§ **Prompt**
Using the data below, copy every line that contains the word "Support".

§ **Material for this exercise**
start

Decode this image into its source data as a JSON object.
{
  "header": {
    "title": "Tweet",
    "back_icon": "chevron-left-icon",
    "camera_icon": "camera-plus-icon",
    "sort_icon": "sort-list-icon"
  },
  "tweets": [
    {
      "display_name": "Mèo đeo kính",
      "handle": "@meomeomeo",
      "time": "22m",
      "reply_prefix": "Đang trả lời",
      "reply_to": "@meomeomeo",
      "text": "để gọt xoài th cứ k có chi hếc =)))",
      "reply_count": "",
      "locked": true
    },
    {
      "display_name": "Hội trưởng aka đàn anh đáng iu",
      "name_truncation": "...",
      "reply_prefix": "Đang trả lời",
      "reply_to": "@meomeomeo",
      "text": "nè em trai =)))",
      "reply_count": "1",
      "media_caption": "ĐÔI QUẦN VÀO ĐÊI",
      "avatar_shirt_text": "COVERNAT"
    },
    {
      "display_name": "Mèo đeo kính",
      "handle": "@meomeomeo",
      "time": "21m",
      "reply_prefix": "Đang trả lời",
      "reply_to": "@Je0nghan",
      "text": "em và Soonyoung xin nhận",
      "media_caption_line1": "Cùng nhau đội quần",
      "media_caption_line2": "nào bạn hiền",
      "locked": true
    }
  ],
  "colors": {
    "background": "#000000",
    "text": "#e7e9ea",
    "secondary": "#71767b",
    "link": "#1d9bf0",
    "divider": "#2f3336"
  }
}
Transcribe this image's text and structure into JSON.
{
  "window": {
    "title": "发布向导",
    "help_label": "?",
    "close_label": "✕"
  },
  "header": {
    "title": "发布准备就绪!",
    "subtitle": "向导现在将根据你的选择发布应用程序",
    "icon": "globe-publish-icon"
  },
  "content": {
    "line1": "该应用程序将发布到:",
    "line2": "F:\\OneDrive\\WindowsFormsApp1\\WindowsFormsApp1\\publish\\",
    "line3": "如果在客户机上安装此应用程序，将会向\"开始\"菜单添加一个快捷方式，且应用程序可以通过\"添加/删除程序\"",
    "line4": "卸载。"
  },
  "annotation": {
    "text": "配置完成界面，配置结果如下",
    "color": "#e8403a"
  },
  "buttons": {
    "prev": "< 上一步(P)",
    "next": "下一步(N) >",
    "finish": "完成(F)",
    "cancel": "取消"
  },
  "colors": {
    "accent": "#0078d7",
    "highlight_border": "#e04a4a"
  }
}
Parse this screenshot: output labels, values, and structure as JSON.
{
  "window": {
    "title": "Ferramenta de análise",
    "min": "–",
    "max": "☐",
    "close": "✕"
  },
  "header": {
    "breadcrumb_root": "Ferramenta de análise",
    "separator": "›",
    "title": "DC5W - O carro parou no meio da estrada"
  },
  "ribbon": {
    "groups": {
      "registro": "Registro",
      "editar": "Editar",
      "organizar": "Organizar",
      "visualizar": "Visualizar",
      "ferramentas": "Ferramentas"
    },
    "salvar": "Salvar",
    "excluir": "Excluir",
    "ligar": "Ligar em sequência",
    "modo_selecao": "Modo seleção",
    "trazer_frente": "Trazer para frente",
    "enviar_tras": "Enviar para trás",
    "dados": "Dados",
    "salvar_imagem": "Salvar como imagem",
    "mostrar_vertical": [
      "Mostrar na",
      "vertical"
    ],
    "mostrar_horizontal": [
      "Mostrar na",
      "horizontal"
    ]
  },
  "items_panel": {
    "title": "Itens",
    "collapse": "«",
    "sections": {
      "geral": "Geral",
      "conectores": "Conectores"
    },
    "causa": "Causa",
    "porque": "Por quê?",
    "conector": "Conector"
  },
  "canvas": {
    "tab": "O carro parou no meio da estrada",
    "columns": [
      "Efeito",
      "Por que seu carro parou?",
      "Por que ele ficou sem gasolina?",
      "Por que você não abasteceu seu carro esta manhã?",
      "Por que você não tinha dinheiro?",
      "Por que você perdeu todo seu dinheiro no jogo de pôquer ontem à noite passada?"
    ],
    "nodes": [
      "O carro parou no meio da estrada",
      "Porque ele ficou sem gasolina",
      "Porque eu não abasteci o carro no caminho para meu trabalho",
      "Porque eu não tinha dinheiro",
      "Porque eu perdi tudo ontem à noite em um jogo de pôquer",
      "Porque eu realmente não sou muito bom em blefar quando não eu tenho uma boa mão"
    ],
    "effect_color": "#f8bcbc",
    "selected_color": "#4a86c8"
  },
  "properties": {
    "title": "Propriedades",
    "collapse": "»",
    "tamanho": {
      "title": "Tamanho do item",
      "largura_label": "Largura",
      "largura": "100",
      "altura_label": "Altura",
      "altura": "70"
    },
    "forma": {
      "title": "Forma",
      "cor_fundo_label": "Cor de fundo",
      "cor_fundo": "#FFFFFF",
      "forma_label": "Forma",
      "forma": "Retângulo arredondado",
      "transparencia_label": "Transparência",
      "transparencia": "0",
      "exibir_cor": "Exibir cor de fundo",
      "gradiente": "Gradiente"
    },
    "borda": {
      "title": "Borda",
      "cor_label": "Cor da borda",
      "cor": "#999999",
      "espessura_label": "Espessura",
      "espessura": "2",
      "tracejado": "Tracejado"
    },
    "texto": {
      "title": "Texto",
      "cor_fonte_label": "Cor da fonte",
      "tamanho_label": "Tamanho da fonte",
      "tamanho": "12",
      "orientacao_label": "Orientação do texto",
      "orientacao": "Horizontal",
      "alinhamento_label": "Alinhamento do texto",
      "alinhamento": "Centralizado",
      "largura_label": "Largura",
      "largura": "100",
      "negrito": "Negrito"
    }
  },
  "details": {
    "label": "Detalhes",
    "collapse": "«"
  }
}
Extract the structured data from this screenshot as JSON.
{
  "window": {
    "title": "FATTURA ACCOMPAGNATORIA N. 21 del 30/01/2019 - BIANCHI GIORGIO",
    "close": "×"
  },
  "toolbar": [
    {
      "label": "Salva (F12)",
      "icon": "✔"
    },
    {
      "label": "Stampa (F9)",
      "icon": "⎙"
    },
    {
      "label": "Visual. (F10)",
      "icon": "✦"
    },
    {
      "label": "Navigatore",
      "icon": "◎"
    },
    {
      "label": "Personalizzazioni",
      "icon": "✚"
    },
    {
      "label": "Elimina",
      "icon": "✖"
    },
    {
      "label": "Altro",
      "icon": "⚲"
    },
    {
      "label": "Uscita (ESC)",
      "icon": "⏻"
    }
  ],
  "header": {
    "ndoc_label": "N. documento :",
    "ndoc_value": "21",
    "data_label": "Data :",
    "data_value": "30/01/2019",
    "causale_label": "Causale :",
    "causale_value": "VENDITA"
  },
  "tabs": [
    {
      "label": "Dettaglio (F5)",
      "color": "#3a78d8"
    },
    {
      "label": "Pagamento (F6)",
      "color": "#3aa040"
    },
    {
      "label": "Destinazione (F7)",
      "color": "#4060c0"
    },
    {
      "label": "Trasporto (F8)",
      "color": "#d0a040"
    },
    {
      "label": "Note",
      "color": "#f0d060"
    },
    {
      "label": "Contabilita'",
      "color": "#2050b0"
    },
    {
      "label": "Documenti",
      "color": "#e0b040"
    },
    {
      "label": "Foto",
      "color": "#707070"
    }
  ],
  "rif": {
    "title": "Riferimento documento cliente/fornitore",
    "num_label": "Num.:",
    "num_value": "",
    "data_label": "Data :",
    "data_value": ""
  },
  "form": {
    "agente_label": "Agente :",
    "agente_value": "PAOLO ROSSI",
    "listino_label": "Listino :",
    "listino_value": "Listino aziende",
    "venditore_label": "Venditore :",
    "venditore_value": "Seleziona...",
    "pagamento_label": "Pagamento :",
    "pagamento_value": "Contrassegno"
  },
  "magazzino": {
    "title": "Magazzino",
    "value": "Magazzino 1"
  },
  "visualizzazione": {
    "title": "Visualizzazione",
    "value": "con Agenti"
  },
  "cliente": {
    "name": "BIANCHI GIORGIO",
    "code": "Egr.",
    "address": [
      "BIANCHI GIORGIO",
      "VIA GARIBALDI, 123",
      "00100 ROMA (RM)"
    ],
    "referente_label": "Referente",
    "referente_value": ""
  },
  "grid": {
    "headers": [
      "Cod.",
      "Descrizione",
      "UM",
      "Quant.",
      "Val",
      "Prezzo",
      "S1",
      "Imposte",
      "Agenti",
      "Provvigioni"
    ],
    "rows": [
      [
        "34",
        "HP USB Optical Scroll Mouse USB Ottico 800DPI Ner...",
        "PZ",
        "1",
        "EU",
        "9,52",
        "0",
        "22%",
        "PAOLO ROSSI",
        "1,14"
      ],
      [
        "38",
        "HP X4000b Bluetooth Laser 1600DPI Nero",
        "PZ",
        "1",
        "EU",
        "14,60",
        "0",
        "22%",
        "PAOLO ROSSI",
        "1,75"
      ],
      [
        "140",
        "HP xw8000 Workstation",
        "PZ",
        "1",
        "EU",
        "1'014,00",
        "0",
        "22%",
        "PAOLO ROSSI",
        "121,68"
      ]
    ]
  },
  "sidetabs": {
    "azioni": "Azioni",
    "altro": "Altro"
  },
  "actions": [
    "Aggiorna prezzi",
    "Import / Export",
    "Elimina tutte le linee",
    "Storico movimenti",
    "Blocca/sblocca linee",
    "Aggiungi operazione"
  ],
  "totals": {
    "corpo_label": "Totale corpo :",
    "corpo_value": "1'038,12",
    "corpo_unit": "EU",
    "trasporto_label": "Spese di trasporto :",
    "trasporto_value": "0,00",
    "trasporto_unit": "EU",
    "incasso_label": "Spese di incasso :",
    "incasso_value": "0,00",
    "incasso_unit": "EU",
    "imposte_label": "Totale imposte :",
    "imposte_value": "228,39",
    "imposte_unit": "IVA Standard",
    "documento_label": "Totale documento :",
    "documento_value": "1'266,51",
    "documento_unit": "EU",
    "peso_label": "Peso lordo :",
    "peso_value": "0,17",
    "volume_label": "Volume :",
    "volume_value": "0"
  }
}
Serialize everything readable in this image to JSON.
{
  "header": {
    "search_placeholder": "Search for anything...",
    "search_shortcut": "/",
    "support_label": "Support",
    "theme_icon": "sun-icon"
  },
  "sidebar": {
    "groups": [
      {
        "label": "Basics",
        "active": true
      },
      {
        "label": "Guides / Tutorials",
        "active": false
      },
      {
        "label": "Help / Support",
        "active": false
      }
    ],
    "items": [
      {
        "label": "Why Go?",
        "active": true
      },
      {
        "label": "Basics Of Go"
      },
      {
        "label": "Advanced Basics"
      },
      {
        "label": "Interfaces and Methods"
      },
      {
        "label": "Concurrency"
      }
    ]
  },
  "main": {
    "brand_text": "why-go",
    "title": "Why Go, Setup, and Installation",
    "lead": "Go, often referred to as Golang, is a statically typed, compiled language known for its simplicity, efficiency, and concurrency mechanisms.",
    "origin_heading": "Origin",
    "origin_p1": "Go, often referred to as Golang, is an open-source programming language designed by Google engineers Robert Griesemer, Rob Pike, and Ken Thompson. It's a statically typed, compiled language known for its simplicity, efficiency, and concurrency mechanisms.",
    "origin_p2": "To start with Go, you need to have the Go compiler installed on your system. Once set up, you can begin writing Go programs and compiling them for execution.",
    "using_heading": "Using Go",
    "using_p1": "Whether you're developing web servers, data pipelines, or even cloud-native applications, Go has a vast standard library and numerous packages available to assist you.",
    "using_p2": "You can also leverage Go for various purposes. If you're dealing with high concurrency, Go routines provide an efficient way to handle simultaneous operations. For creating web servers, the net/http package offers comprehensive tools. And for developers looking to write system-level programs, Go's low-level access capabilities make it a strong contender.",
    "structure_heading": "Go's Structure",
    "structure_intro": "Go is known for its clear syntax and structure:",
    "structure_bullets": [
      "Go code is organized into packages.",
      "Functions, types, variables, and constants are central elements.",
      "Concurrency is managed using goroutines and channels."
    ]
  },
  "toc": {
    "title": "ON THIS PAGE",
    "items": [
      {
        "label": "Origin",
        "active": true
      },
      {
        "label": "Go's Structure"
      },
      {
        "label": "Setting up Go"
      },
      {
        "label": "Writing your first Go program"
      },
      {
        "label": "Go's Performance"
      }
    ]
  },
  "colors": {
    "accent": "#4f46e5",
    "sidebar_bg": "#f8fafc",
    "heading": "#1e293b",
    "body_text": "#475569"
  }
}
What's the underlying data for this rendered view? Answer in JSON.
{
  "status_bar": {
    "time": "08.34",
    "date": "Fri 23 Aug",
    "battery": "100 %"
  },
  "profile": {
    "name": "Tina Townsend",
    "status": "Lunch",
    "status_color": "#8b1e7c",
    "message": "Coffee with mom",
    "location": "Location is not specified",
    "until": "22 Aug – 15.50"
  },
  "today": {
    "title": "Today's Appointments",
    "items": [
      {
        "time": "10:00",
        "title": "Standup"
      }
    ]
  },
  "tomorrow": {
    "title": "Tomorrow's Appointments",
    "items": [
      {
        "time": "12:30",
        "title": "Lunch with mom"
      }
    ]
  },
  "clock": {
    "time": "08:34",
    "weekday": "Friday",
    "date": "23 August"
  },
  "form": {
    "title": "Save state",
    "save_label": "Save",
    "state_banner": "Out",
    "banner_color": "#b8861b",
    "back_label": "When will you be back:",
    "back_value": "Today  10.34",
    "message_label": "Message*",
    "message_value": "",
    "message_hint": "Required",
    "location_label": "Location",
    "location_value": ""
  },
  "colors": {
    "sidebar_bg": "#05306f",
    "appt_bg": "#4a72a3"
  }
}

end

§ **Task response**
    "support_label": "Support",
        "label": "Help / Support",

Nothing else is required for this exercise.